**Records supplied**.
========================

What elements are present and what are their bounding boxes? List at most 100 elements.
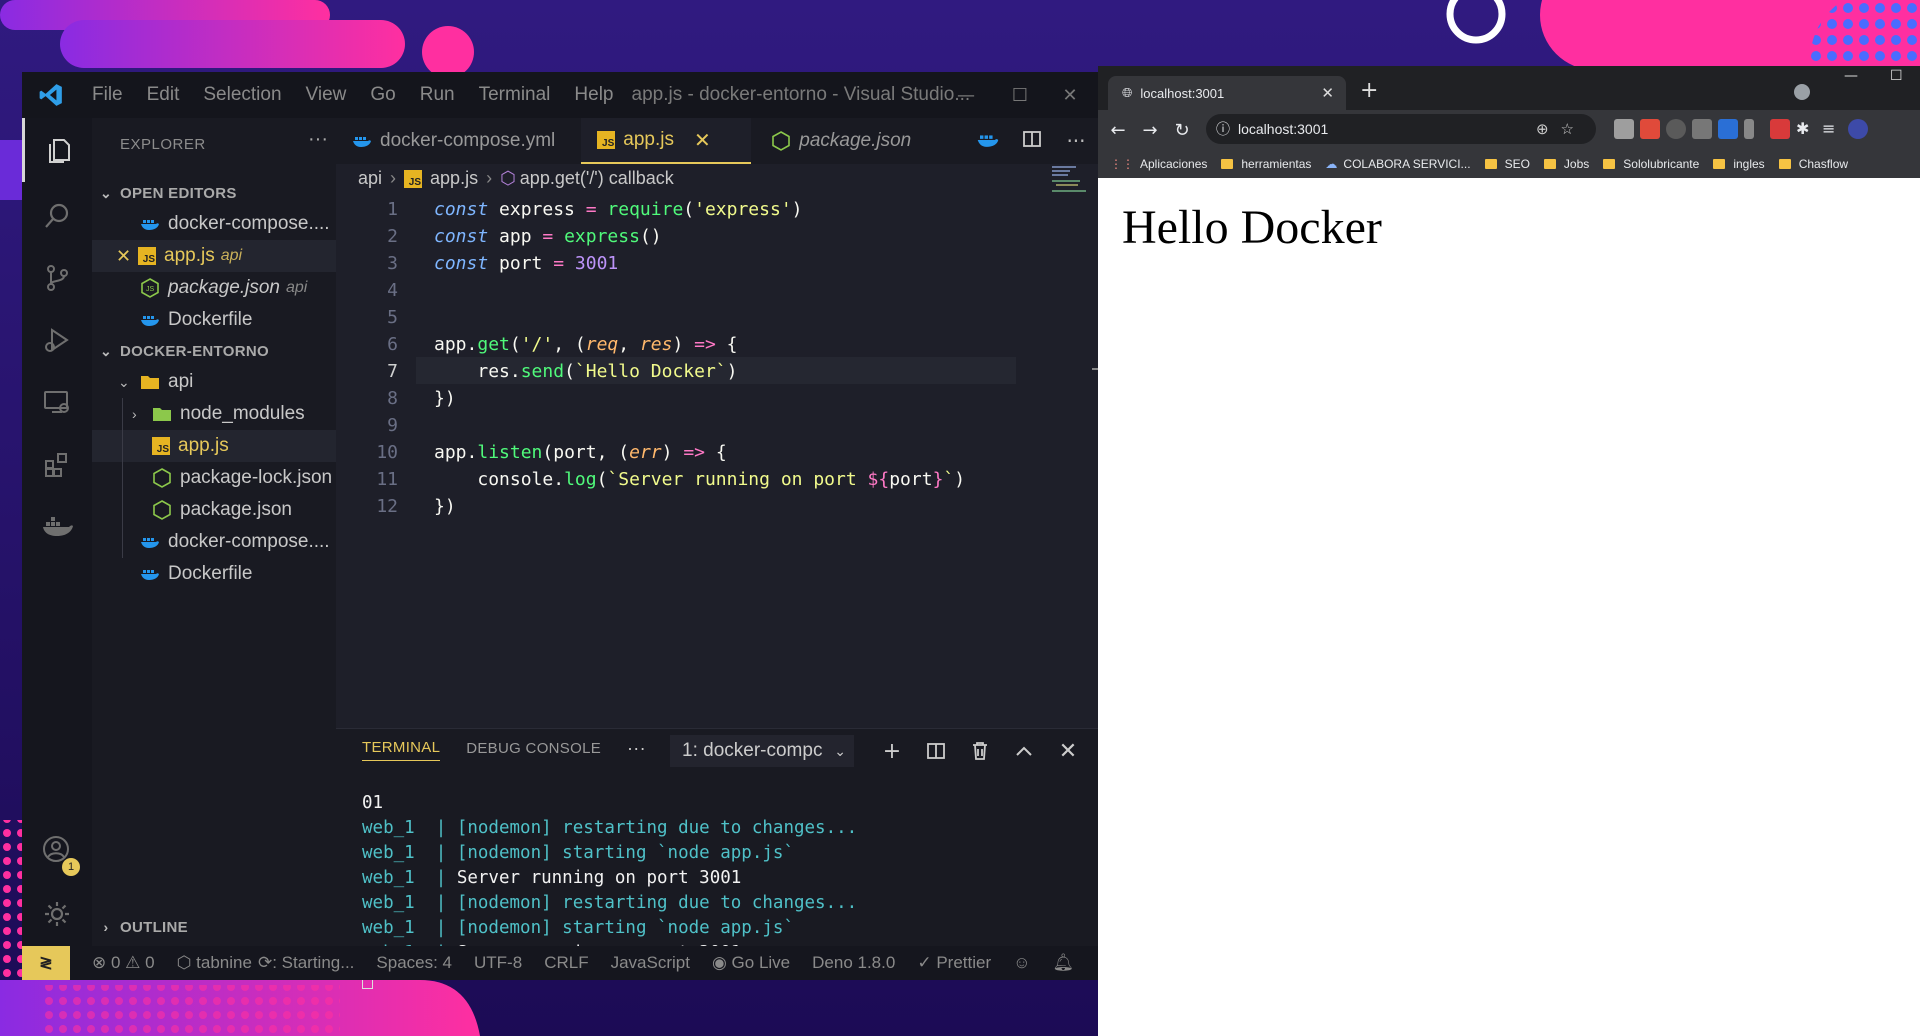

========================

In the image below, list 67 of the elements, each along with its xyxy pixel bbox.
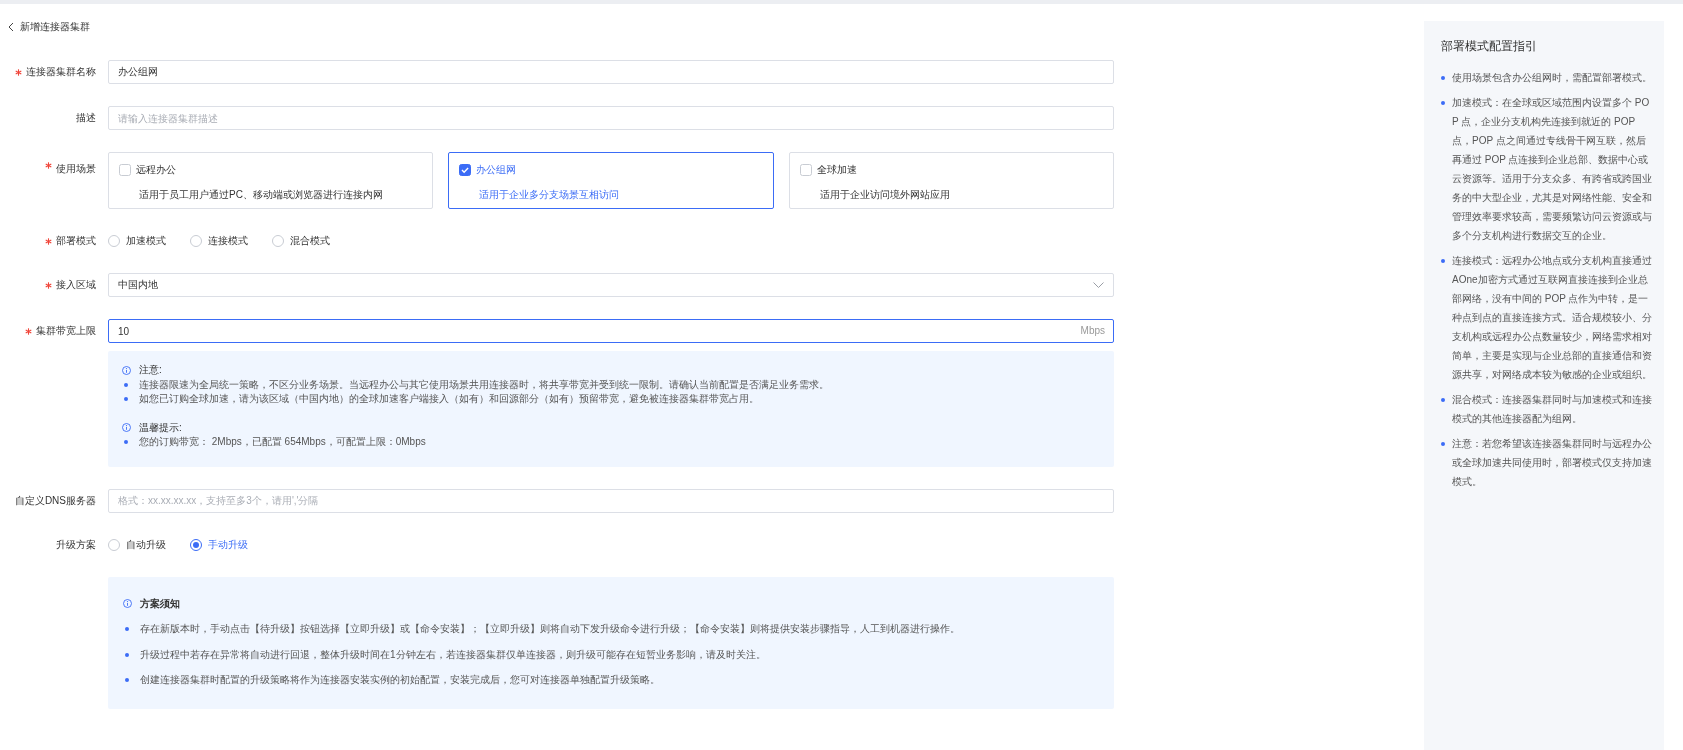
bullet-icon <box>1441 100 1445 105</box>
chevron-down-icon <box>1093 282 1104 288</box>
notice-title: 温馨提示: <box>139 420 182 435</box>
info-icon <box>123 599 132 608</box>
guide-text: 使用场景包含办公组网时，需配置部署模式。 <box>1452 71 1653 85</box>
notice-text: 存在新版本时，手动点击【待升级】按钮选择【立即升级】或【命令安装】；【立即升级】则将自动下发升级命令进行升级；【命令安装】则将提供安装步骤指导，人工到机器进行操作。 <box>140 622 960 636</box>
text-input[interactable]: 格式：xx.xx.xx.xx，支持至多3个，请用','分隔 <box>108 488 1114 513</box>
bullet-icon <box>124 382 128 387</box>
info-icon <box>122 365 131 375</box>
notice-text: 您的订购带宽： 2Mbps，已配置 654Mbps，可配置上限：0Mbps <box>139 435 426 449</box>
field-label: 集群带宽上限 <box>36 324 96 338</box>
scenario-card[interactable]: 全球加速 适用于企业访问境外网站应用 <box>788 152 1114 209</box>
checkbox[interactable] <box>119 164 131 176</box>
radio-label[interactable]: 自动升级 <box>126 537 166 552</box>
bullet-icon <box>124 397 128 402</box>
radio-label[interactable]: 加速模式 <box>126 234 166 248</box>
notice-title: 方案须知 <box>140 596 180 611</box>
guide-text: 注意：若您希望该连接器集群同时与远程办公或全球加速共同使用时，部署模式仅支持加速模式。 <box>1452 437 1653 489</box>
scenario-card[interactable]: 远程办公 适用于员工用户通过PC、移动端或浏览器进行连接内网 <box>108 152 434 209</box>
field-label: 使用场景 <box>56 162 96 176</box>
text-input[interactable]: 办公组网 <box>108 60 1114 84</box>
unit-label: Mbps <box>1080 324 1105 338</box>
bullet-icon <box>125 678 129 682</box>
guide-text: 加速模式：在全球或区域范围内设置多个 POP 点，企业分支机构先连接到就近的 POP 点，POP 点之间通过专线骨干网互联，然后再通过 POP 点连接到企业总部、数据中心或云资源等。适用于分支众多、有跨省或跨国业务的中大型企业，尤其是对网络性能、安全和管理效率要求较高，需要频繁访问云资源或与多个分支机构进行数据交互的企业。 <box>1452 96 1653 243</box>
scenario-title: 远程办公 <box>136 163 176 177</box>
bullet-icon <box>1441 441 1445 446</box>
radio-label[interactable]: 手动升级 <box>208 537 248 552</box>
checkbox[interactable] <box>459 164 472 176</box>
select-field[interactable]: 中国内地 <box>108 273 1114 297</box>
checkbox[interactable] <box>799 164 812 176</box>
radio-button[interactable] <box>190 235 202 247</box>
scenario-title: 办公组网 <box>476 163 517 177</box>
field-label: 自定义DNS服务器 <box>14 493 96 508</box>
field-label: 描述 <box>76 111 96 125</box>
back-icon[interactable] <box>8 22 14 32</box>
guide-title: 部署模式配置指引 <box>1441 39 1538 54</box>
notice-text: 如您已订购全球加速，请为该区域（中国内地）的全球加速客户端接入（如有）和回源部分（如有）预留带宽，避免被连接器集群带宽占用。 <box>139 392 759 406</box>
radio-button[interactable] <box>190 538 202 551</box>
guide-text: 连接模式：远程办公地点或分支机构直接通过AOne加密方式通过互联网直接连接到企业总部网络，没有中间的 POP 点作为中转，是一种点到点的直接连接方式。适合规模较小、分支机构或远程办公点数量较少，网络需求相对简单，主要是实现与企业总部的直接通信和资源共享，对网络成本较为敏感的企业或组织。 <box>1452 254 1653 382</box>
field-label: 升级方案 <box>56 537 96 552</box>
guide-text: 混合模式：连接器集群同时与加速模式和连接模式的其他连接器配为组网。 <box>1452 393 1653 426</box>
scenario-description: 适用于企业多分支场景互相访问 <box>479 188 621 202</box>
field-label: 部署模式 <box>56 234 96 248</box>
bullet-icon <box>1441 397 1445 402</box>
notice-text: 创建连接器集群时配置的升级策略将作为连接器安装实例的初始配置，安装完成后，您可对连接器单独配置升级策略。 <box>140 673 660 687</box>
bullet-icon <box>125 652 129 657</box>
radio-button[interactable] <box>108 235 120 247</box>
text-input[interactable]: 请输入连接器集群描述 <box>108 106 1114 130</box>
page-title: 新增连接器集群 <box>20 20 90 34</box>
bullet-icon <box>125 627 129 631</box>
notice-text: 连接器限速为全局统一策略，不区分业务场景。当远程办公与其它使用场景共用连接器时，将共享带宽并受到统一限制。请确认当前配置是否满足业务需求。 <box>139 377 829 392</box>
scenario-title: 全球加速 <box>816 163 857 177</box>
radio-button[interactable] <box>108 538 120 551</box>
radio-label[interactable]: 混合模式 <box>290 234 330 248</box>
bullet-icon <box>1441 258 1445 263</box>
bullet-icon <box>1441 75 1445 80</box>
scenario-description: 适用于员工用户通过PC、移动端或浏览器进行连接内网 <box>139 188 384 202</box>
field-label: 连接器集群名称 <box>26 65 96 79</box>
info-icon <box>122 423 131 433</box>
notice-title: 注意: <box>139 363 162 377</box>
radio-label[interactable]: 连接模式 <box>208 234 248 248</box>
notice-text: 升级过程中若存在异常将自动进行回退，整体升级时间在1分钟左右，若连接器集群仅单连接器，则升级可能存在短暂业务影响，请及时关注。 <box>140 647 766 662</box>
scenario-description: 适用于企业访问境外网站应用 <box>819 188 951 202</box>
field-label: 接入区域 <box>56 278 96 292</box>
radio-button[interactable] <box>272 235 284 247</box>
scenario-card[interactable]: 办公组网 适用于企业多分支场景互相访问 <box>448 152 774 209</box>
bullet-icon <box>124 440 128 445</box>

========================

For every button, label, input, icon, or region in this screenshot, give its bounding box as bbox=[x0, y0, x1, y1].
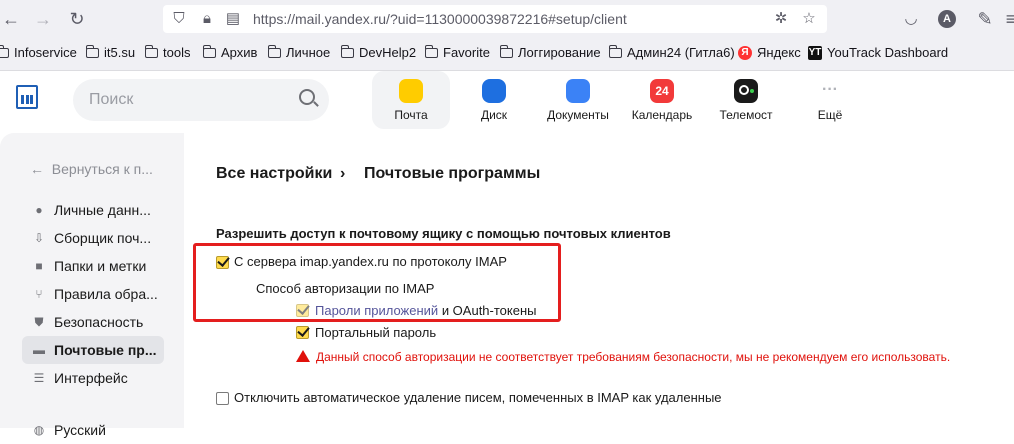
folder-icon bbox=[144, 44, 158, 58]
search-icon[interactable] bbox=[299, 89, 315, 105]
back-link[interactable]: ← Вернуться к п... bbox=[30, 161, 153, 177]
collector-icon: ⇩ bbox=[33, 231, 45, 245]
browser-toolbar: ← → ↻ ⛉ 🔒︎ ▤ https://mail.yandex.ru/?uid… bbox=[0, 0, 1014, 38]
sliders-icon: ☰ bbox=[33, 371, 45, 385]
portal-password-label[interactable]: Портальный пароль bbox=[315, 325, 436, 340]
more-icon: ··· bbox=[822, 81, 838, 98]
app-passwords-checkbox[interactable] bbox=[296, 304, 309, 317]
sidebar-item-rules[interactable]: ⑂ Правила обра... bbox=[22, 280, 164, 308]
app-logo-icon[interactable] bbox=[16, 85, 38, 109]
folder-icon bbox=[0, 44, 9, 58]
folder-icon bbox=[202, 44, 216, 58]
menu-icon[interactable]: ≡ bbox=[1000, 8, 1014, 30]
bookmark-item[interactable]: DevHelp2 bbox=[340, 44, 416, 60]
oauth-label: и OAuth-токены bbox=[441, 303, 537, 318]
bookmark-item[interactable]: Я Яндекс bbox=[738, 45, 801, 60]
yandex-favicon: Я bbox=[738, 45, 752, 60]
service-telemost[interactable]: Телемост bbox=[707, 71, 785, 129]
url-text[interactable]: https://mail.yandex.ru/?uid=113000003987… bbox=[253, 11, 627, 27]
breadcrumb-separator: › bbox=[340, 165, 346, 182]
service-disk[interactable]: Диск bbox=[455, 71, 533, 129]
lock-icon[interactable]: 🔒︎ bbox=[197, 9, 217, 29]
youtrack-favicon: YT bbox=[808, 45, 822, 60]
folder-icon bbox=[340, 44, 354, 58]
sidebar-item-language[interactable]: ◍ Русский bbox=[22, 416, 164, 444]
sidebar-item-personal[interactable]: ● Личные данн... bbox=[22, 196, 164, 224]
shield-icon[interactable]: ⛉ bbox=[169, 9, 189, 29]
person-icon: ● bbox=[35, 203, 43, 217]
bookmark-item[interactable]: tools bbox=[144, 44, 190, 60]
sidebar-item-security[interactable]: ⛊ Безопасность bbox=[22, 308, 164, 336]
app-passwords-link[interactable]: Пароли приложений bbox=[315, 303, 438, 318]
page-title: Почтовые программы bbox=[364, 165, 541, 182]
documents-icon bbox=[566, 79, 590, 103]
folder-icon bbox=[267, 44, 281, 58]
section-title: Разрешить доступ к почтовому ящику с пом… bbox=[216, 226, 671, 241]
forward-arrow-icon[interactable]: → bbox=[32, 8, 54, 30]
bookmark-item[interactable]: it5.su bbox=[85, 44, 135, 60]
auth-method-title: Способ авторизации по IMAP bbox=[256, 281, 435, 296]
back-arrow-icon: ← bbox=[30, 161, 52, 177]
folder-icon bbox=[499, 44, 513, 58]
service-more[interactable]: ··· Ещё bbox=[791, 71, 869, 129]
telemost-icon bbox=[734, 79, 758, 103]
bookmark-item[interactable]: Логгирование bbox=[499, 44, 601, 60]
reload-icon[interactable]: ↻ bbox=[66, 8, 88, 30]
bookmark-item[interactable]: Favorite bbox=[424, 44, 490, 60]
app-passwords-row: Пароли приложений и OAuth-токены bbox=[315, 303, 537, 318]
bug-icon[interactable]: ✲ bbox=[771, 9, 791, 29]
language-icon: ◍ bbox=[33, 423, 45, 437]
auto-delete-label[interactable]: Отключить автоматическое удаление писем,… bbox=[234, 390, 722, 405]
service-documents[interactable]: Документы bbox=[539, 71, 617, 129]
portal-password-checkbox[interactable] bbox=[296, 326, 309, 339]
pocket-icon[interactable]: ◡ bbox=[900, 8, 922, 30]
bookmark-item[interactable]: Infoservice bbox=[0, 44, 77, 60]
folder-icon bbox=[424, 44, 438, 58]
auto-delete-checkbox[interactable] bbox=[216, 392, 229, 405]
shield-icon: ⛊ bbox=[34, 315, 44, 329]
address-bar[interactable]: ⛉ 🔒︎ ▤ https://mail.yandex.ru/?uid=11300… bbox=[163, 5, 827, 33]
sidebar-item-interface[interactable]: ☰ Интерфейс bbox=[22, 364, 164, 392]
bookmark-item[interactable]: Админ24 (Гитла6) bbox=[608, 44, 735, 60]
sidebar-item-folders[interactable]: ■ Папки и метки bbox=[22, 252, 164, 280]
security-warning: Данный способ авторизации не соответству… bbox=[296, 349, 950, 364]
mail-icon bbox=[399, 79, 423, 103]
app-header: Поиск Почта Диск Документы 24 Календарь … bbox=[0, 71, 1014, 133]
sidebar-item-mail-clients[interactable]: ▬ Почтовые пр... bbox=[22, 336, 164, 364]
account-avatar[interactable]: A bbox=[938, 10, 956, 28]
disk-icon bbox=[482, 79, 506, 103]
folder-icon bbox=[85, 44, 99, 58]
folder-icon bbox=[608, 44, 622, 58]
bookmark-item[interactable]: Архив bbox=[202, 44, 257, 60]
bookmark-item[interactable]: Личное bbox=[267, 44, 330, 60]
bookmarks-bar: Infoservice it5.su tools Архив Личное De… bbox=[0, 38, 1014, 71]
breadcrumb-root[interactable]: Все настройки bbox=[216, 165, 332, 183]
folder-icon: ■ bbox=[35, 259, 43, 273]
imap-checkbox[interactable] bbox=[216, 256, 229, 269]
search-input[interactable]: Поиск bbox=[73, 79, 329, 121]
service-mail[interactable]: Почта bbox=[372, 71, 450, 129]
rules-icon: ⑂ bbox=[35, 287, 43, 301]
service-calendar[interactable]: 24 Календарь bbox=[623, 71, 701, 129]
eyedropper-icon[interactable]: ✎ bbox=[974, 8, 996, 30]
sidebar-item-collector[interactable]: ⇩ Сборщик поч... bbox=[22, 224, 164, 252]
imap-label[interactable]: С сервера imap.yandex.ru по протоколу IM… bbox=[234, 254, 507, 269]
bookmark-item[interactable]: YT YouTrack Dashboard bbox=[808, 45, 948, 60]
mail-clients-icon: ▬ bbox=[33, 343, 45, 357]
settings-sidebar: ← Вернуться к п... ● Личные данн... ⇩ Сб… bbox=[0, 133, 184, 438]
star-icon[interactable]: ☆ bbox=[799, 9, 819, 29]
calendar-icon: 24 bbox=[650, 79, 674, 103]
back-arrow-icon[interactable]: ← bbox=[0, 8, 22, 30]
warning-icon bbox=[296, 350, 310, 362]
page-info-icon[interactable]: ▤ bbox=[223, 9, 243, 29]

========================

**Task to carry out**. Recast the stretch from the line containing "For every button, label, input, icon, or" through the line containing "section-title: Разрешить доступ" as a JSON list of strings, one string per line, with blank lines and pictures left out.

**Exercise solution**.
[
  "For every button, label, input, icon, or region in this screenshot, give its bounding box as bbox=[x0, y0, x1, y1].",
  "folder-icon bbox=[144, 44, 158, 58]",
  "search-icon[interactable] bbox=[299, 89, 315, 105]",
  "back-link[interactable]: ← Вернуться к п... bbox=[30, 161, 153, 177]",
  "collector-icon: ⇩ bbox=[33, 231, 45, 245]",
  "browser-toolbar: ← → ↻ ⛉ 🔒︎ ▤ https://mail.yandex.ru/?uid… bbox=[0, 0, 1014, 38]",
  "sliders-icon: ☰ bbox=[33, 371, 45, 385]",
  "portal-password-label[interactable]: Портальный пароль bbox=[315, 325, 436, 340]",
  "more-icon: ··· bbox=[822, 81, 838, 98]",
  "app-passwords-checkbox[interactable] bbox=[296, 304, 309, 317]",
  "sidebar-item-rules[interactable]: ⑂ Правила обра... bbox=[22, 280, 164, 308]",
  "app-logo-icon[interactable] bbox=[16, 85, 38, 109]",
  "folder-icon bbox=[0, 44, 9, 58]",
  "folder-icon bbox=[202, 44, 216, 58]",
  "menu-icon[interactable]: ≡ bbox=[1000, 8, 1014, 30]",
  "bookmark-item[interactable]: DevHelp2 bbox=[340, 44, 416, 60]",
  "oauth-label: и OAuth-токены bbox=[441, 303, 537, 318]",
  "bookmark-item[interactable]: Я Яндекс bbox=[738, 45, 801, 60]",
  "yandex-favicon: Я bbox=[738, 45, 752, 60]",
  "service-telemost[interactable]: Телемост bbox=[707, 71, 785, 129]",
  "url-text[interactable]: https://mail.yandex.ru/?uid=113000003987… bbox=[253, 11, 627, 27]",
  "breadcrumb-separator: › bbox=[340, 165, 346, 182]",
  "service-disk[interactable]: Диск bbox=[455, 71, 533, 129]",
  "lock-icon[interactable]: 🔒︎ bbox=[197, 9, 217, 29]",
  "youtrack-favicon: YT bbox=[808, 45, 822, 60]",
  "folder-icon bbox=[340, 44, 354, 58]",
  "sidebar-item-language[interactable]: ◍ Русский bbox=[22, 416, 164, 444]",
  "sidebar-item-personal[interactable]: ● Личные данн... bbox=[22, 196, 164, 224]",
  "shield-icon[interactable]: ⛉ bbox=[169, 9, 189, 29]",
  "person-icon: ● bbox=[35, 203, 43, 217]",
  "bookmark-item[interactable]: tools bbox=[144, 44, 190, 60]",
  "sidebar-item-security[interactable]: ⛊ Безопасность bbox=[22, 308, 164, 336]",
  "app-passwords-link[interactable]: Пароли приложений bbox=[315, 303, 438, 318]",
  "page-title: Почтовые программы bbox=[364, 165, 541, 182]",
  "documents-icon bbox=[566, 79, 590, 103]",
  "folder-icon bbox=[267, 44, 281, 58]",
  "section-title: Разрешить доступ к почтовому ящику с пом… bbox=[216, 226, 671, 241]"
]